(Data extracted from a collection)
+---+

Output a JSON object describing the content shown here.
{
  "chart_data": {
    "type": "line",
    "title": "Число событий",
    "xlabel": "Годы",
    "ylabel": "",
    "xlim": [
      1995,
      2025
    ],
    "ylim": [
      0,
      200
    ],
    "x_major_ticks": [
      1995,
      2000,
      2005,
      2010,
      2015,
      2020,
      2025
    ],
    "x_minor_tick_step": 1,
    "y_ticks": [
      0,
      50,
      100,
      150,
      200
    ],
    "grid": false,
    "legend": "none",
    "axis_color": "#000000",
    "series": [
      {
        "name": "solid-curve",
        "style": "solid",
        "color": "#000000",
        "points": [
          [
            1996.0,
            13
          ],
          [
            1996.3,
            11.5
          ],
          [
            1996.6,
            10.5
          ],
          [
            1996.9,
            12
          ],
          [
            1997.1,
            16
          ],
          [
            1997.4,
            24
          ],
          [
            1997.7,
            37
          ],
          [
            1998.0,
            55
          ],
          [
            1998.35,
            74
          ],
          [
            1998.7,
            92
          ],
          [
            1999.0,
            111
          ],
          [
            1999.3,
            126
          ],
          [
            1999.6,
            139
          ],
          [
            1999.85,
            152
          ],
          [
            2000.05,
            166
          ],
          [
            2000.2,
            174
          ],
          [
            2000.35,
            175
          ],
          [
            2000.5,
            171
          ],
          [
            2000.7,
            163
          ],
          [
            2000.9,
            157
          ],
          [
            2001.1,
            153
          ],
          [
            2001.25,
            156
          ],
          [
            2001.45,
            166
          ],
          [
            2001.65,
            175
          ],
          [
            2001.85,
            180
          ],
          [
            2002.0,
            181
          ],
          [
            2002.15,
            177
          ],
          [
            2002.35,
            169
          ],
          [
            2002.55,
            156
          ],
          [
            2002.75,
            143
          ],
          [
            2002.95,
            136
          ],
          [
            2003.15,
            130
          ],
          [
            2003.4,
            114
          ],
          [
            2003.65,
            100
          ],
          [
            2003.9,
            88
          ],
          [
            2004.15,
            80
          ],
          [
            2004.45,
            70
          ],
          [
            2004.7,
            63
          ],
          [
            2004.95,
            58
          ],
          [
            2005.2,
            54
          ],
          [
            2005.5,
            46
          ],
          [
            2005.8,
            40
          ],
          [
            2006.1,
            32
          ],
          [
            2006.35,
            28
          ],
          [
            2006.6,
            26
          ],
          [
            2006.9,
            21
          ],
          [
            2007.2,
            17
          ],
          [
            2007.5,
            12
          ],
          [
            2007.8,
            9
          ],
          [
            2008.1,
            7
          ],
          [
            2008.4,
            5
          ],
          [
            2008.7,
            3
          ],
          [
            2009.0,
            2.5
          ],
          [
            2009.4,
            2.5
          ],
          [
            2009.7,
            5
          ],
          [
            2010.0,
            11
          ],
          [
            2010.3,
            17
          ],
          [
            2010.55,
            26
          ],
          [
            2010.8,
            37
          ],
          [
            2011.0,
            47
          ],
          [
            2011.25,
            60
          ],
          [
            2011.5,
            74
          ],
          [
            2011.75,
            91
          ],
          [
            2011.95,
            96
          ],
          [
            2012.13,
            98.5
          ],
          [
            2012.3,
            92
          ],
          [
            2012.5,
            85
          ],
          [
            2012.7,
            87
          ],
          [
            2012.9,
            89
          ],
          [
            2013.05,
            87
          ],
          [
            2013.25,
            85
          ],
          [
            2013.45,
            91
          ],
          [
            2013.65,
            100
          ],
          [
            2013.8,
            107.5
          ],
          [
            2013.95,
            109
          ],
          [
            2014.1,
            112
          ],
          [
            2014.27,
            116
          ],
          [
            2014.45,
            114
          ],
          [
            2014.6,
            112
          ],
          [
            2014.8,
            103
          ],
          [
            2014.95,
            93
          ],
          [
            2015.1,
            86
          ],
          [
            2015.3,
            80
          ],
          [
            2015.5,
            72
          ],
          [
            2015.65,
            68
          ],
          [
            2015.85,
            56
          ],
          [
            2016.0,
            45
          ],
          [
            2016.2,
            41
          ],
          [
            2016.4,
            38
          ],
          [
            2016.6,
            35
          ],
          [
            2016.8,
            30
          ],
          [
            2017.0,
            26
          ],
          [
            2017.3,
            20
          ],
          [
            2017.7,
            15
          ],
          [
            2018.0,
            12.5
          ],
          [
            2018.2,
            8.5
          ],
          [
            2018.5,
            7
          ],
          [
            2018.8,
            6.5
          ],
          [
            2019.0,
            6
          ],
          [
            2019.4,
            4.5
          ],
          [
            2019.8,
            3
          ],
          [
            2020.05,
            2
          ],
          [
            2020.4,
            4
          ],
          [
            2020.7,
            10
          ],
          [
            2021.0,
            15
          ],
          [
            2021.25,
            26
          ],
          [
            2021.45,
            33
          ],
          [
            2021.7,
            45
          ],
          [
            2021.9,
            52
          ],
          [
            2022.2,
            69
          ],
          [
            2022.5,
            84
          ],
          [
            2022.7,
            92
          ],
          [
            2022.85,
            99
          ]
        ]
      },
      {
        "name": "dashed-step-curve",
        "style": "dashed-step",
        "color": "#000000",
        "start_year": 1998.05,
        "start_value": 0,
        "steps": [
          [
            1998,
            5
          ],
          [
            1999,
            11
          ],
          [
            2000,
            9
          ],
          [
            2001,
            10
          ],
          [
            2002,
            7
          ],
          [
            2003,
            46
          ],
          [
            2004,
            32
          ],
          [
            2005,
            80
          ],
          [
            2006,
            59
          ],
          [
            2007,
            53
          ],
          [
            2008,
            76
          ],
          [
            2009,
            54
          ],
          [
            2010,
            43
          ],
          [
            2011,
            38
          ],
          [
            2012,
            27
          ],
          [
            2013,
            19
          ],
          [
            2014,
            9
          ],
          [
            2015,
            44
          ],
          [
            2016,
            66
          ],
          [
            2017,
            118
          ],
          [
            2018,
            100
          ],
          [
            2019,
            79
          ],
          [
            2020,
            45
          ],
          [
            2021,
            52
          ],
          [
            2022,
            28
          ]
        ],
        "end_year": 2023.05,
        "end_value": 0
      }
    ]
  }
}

+---+

**EXERCISE PROMPT:** Return from the data every line that holds "dashed".

**TASK RESPONSE:**
        "name": "dashed-step-curve",
        "style": "dashed-step",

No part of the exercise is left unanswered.